___ ENTRIES SUPPLIED

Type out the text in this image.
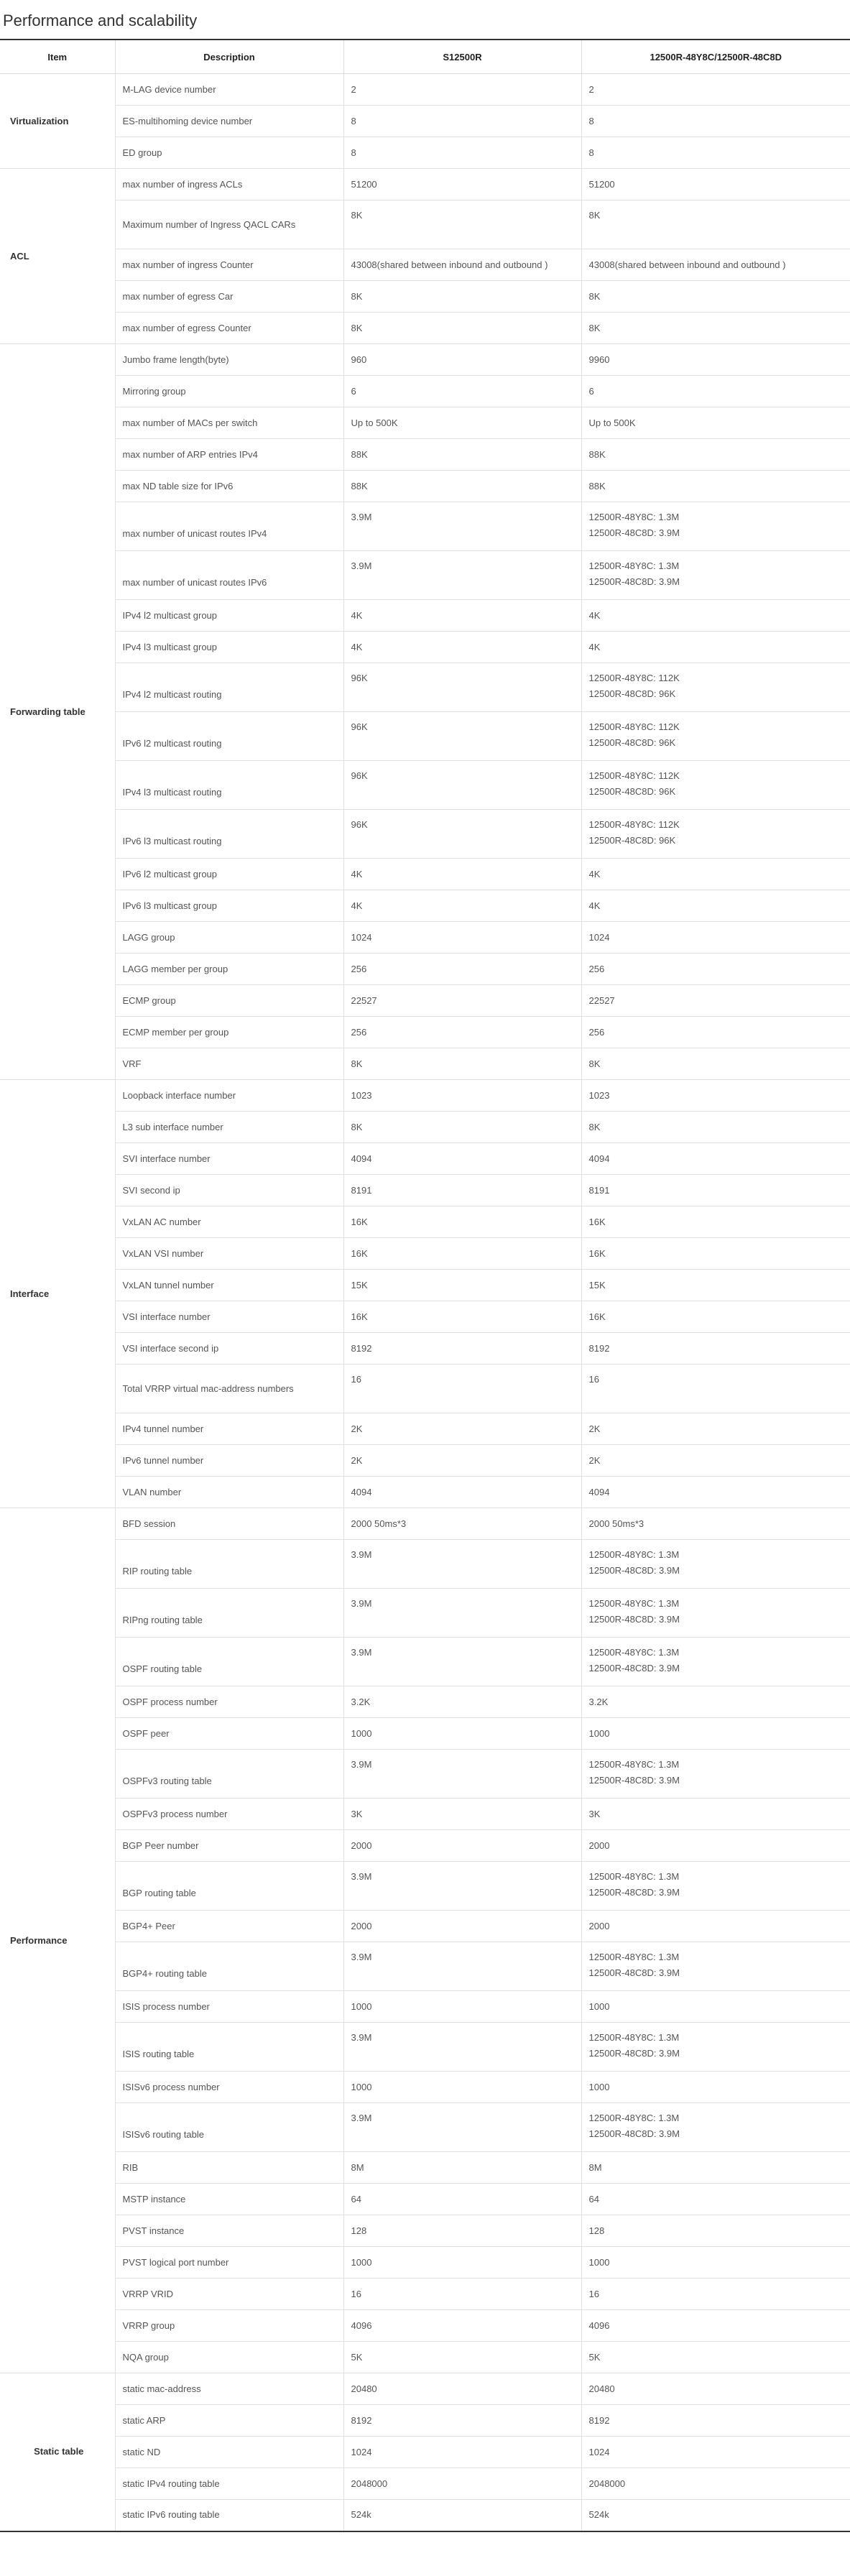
Performance and scalability
Item	Description	S12500R	12500R-48Y8C/12500R-48C8D
Virtualization	M-LAG device number	2	2
	ES-multihoming device number	8	8
	ED group	8	8
ACL	max number of ingress ACLs	51200	51200
	Maximum number of Ingress QACL CARs	8K	8K
	max number of ingress Counter	43008(shared between inbound and outbound )	43008(shared between inbound and outbound )
	max number of egress Car	8K	8K
	max number of egress Counter	8K	8K
Forwarding table	Jumbo frame length(byte)	960	9960
	Mirroring group	6	6
	max number of MACs per switch	Up to 500K	Up to 500K
	max number of ARP entries IPv4	88K	88K
	max ND table size for IPv6	88K	88K
	max number of unicast routes IPv4	3.9M	12500R-48Y8C: 1.3M
12500R-48C8D: 3.9M
	max number of unicast routes IPv6	3.9M	12500R-48Y8C: 1.3M
12500R-48C8D: 3.9M
	IPv4 l2 multicast group	4K	4K
	IPv4 l3 multicast group	4K	4K
	IPv4 l2 multicast routing	96K	12500R-48Y8C: 112K
12500R-48C8D: 96K
	IPv6 l2 multicast routing	96K	12500R-48Y8C: 112K
12500R-48C8D: 96K
	IPv4 l3 multicast routing	96K	12500R-48Y8C: 112K
12500R-48C8D: 96K
	IPv6 l3 multicast routing	96K	12500R-48Y8C: 112K
12500R-48C8D: 96K
	IPv6 l2 multicast group	4K	4K
	IPv6 l3 multicast group	4K	4K
	LAGG group	1024	1024
	LAGG member per group	256	256
	ECMP group	22527	22527
	ECMP member per group	256	256
	VRF	8K	8K
Interface	Loopback interface number	1023	1023
	L3 sub interface number	8K	8K
	SVI interface number	4094	4094
	SVI second ip	8191	8191
	VxLAN AC number	16K	16K
	VxLAN VSI number	16K	16K
	VxLAN tunnel number	15K	15K
	VSI interface number	16K	16K
	VSI interface second ip	8192	8192
	Total VRRP virtual mac-address numbers	16	16
	IPv4 tunnel number	2K	2K
	IPv6 tunnel number	2K	2K
	VLAN number	4094	4094
Performance	BFD session	2000 50ms*3	2000 50ms*3
	RIP routing table	3.9M	12500R-48Y8C: 1.3M
12500R-48C8D: 3.9M
	RIPng routing table	3.9M	12500R-48Y8C: 1.3M
12500R-48C8D: 3.9M
	OSPF routing table	3.9M	12500R-48Y8C: 1.3M
12500R-48C8D: 3.9M
	OSPF process number	3.2K	3.2K
	OSPF peer	1000	1000
	OSPFv3 routing table	3.9M	12500R-48Y8C: 1.3M
12500R-48C8D: 3.9M
	OSPFv3 process number	3K	3K
	BGP Peer number	2000	2000
	BGP routing table	3.9M	12500R-48Y8C: 1.3M
12500R-48C8D: 3.9M
	BGP4+ Peer	2000	2000
	BGP4+ routing table	3.9M	12500R-48Y8C: 1.3M
12500R-48C8D: 3.9M
	ISIS process number	1000	1000
	ISIS routing table	3.9M	12500R-48Y8C: 1.3M
12500R-48C8D: 3.9M
	ISISv6 process number	1000	1000
	ISISv6 routing table	3.9M	12500R-48Y8C: 1.3M
12500R-48C8D: 3.9M
	RIB	8M	8M
	MSTP instance	64	64
	PVST instance	128	128
	PVST logical port number	1000	1000
	VRRP VRID	16	16
	VRRP group	4096	4096
	NQA group	5K	5K
Static table	static mac-address	20480	20480
	static ARP	8192	8192
	static ND	1024	1024
	static IPv4 routing table	2048000	2048000
	static IPv6 routing table	524k	524k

______

● DIRECTION
Copy every single line of the material above that holds "address".

● SOLUTION TO THIS TASK
	Total VRRP virtual mac-address numbers	16	16
Static table	static mac-address	20480	20480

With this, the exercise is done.